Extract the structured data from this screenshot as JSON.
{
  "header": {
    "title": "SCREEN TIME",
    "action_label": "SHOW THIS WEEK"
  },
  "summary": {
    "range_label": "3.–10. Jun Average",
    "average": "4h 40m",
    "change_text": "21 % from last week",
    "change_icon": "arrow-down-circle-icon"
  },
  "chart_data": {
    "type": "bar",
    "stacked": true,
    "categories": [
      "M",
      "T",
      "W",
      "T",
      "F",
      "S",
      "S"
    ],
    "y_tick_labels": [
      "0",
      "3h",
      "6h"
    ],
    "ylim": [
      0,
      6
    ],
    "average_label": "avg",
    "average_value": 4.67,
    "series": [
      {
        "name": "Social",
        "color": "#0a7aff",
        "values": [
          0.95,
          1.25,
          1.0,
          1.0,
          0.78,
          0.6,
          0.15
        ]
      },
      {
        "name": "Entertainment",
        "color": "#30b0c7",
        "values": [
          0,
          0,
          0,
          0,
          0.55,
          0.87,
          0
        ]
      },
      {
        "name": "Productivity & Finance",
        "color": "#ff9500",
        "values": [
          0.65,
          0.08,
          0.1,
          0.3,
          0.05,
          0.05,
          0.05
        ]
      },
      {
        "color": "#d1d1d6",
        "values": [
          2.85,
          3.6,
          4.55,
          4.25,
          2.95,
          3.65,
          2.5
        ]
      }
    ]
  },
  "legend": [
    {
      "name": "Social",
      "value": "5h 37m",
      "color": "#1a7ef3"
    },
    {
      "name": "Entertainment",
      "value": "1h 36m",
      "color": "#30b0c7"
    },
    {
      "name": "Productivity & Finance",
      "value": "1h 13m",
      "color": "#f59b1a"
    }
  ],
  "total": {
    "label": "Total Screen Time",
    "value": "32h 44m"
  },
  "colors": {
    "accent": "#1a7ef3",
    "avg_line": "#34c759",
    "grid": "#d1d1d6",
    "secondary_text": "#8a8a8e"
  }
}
☆ ☆ ☆ ☆ ☆ ☆ ☆
Repeat the material above in full, exactly as it stands.

=== EXERCISE RESULT ===
Extract the structured data from this screenshot as JSON.
{
  "header": {
    "title": "SCREEN TIME",
    "action_label": "SHOW THIS WEEK"
  },
  "summary": {
    "range_label": "3.–10. Jun Average",
    "average": "4h 40m",
    "change_text": "21 % from last week",
    "change_icon": "arrow-down-circle-icon"
  },
  "chart_data": {
    "type": "bar",
    "stacked": true,
    "categories": [
      "M",
      "T",
      "W",
      "T",
      "F",
      "S",
      "S"
    ],
    "y_tick_labels": [
      "0",
      "3h",
      "6h"
    ],
    "ylim": [
      0,
      6
    ],
    "average_label": "avg",
    "average_value": 4.67,
    "series": [
      {
        "name": "Social",
        "color": "#0a7aff",
        "values": [
          0.95,
          1.25,
          1.0,
          1.0,
          0.78,
          0.6,
          0.15
        ]
      },
      {
        "name": "Entertainment",
        "color": "#30b0c7",
        "values": [
          0,
          0,
          0,
          0,
          0.55,
          0.87,
          0
        ]
      },
      {
        "name": "Productivity & Finance",
        "color": "#ff9500",
        "values": [
          0.65,
          0.08,
          0.1,
          0.3,
          0.05,
          0.05,
          0.05
        ]
      },
      {
        "color": "#d1d1d6",
        "values": [
          2.85,
          3.6,
          4.55,
          4.25,
          2.95,
          3.65,
          2.5
        ]
      }
    ]
  },
  "legend": [
    {
      "name": "Social",
      "value": "5h 37m",
      "color": "#1a7ef3"
    },
    {
      "name": "Entertainment",
      "value": "1h 36m",
      "color": "#30b0c7"
    },
    {
      "name": "Productivity & Finance",
      "value": "1h 13m",
      "color": "#f59b1a"
    }
  ],
  "total": {
    "label": "Total Screen Time",
    "value": "32h 44m"
  },
  "colors": {
    "accent": "#1a7ef3",
    "avg_line": "#34c759",
    "grid": "#d1d1d6",
    "secondary_text": "#8a8a8e"
  }
}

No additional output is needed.